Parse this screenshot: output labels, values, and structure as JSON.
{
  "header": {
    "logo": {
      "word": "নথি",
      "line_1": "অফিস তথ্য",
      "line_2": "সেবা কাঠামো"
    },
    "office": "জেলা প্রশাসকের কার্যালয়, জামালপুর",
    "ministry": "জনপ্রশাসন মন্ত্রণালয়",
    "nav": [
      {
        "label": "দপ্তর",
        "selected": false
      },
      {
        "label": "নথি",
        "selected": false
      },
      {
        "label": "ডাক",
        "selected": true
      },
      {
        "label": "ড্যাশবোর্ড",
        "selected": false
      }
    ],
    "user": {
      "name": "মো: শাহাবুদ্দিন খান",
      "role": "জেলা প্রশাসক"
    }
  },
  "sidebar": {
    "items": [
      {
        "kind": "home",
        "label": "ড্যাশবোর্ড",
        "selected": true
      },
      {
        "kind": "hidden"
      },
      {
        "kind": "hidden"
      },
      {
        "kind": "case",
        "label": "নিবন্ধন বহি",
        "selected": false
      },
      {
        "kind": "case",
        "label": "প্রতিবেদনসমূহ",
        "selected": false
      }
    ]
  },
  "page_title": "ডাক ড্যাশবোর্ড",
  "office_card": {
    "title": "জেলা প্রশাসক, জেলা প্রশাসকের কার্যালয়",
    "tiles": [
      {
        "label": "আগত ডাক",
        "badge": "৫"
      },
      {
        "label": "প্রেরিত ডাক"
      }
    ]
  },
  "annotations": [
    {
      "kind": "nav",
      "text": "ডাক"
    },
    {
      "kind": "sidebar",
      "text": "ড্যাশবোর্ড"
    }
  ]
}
####
Exercise: Nothing should be left out: return all of the records exactly.

Correct response:
Parse this screenshot: output labels, values, and structure as JSON.
{
  "header": {
    "logo": {
      "word": "নথি",
      "line_1": "অফিস তথ্য",
      "line_2": "সেবা কাঠামো"
    },
    "office": "জেলা প্রশাসকের কার্যালয়, জামালপুর",
    "ministry": "জনপ্রশাসন মন্ত্রণালয়",
    "nav": [
      {
        "label": "দপ্তর",
        "selected": false
      },
      {
        "label": "নথি",
        "selected": false
      },
      {
        "label": "ডাক",
        "selected": true
      },
      {
        "label": "ড্যাশবোর্ড",
        "selected": false
      }
    ],
    "user": {
      "name": "মো: শাহাবুদ্দিন খান",
      "role": "জেলা প্রশাসক"
    }
  },
  "sidebar": {
    "items": [
      {
        "kind": "home",
        "label": "ড্যাশবোর্ড",
        "selected": true
      },
      {
        "kind": "hidden"
      },
      {
        "kind": "hidden"
      },
      {
        "kind": "case",
        "label": "নিবন্ধন বহি",
        "selected": false
      },
      {
        "kind": "case",
        "label": "প্রতিবেদনসমূহ",
        "selected": false
      }
    ]
  },
  "page_title": "ডাক ড্যাশবোর্ড",
  "office_card": {
    "title": "জেলা প্রশাসক, জেলা প্রশাসকের কার্যালয়",
    "tiles": [
      {
        "label": "আগত ডাক",
        "badge": "৫"
      },
      {
        "label": "প্রেরিত ডাক"
      }
    ]
  },
  "annotations": [
    {
      "kind": "nav",
      "text": "ডাক"
    },
    {
      "kind": "sidebar",
      "text": "ড্যাশবোর্ড"
    }
  ]
}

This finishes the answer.